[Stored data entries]
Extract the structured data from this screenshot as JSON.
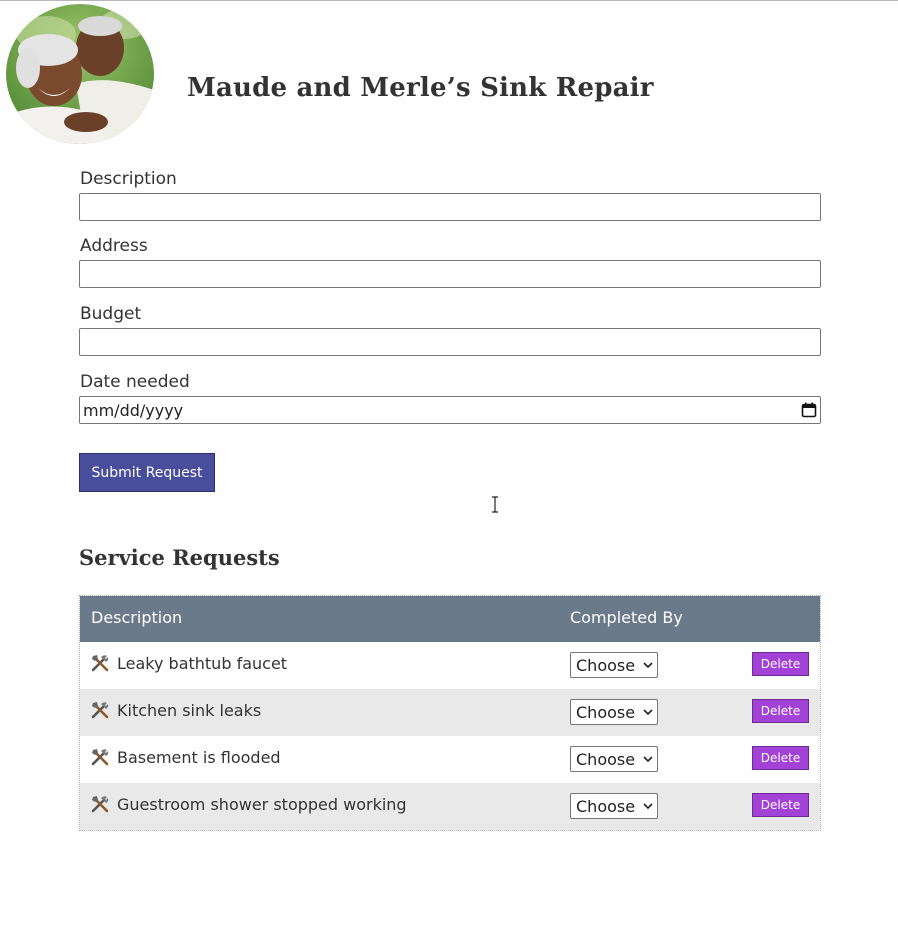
{
  "header": {
    "title": "Maude and Merle’s Sink Repair",
    "avatar_icon": "couple-photo"
  },
  "form": {
    "description": {
      "label": "Description",
      "value": ""
    },
    "address": {
      "label": "Address",
      "value": ""
    },
    "budget": {
      "label": "Budget",
      "value": ""
    },
    "date": {
      "label": "Date needed",
      "value": "mm/dd/yyyy",
      "icon": "calendar-icon"
    },
    "submit_label": "Submit Request"
  },
  "requests": {
    "title": "Service Requests",
    "columns": [
      "Description",
      "Completed By"
    ],
    "rows": [
      {
        "icon": "tools-icon",
        "description": "Leaky bathtub faucet",
        "completed_by": "Choose",
        "delete_label": "Delete"
      },
      {
        "icon": "tools-icon",
        "description": "Kitchen sink leaks",
        "completed_by": "Choose",
        "delete_label": "Delete"
      },
      {
        "icon": "tools-icon",
        "description": "Basement is flooded",
        "completed_by": "Choose",
        "delete_label": "Delete"
      },
      {
        "icon": "tools-icon",
        "description": "Guestroom shower stopped working",
        "completed_by": "Choose",
        "delete_label": "Delete"
      }
    ]
  },
  "colors": {
    "submit_bg": "#484e9b",
    "table_header_bg": "#6b7a8a",
    "delete_bg": "#a342d6",
    "row_alt_bg": "#e9e9e9"
  }
}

#### JOB
Across the records, count the lines holding the string "title". Give the number and stop.

#### REPLY TO THE EXERCISE
2